**DESCRIPTION OF THE TASK**
Every record should be copied exactly, except that pictures are to be omitted.

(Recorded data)
|---|

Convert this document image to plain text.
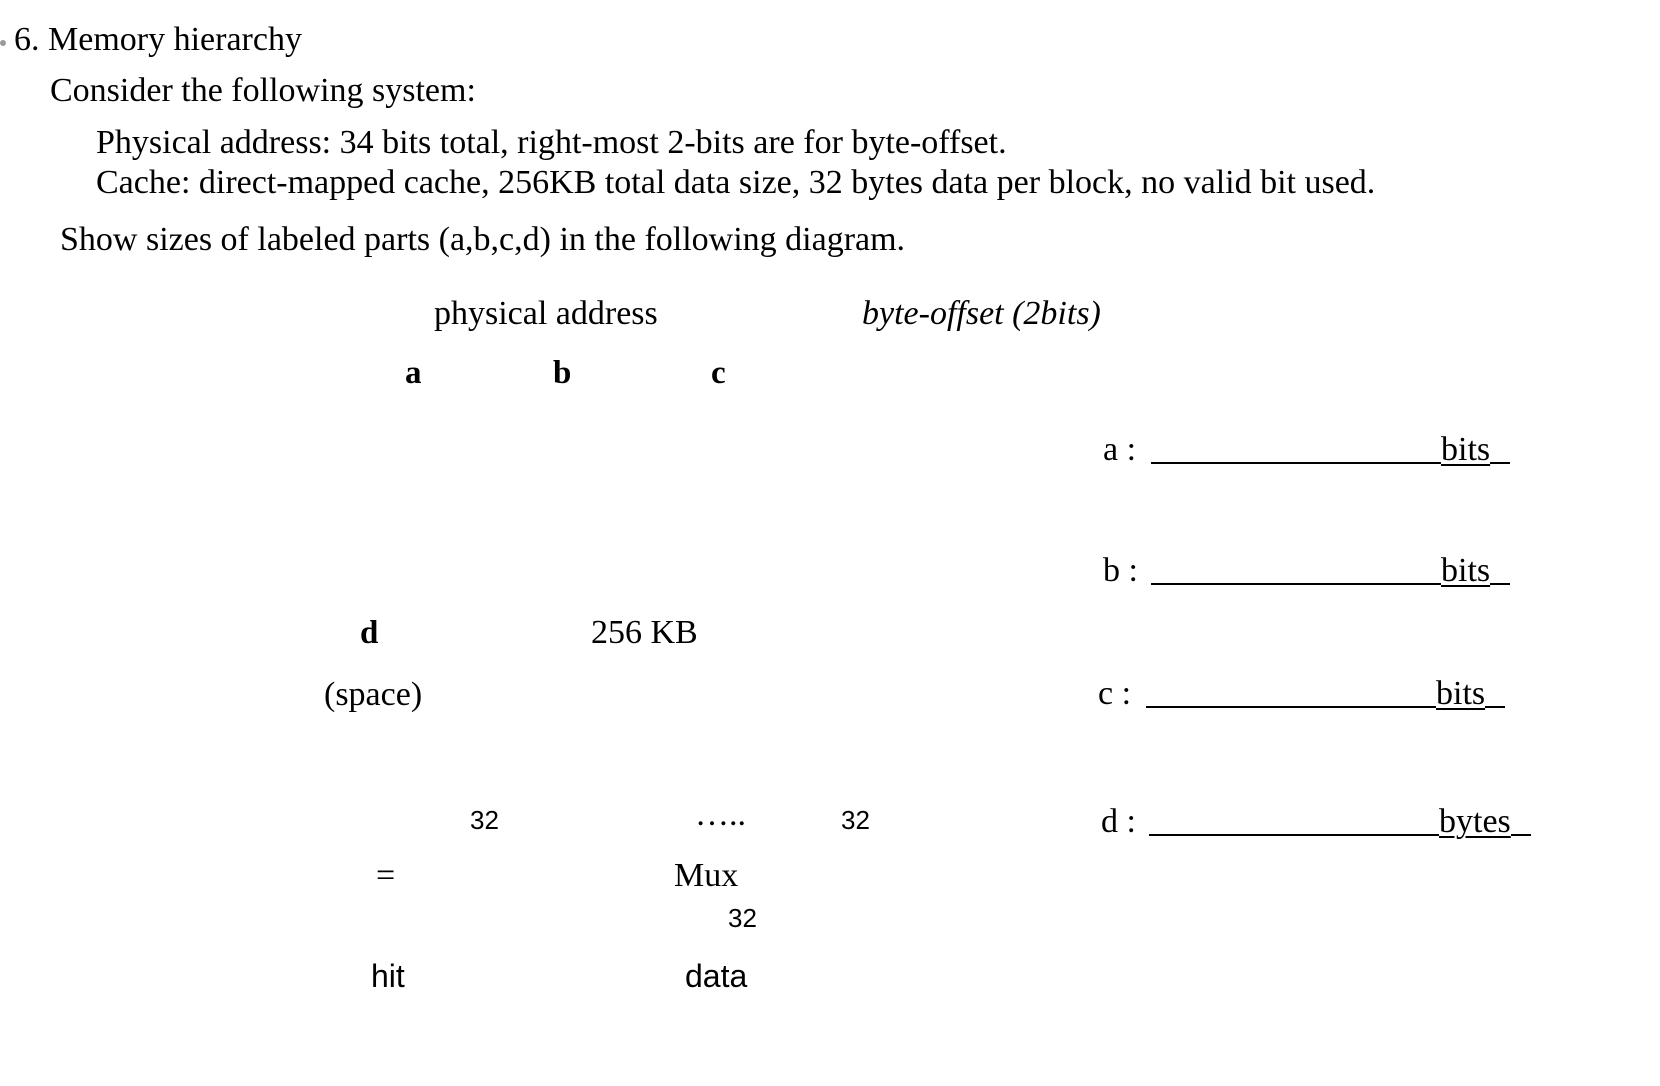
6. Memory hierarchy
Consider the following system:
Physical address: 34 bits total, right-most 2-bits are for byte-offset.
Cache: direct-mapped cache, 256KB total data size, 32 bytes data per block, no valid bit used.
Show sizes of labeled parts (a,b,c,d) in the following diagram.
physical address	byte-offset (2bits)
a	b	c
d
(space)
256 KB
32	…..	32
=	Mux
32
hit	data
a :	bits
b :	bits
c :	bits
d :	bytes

|---|

**EXERCISE OUTPUT**
Convert this document image to plain text.
6. Memory hierarchy
Consider the following system:
Physical address: 34 bits total, right-most 2-bits are for byte-offset.
Cache: direct-mapped cache, 256KB total data size, 32 bytes data per block, no valid bit used.
Show sizes of labeled parts (a,b,c,d) in the following diagram.
physical address	byte-offset (2bits)
a	b	c
d
(space)
256 KB
32	…..	32
=	Mux
32
hit	data
a :	bits
b :	bits
c :	bits
d :	bytes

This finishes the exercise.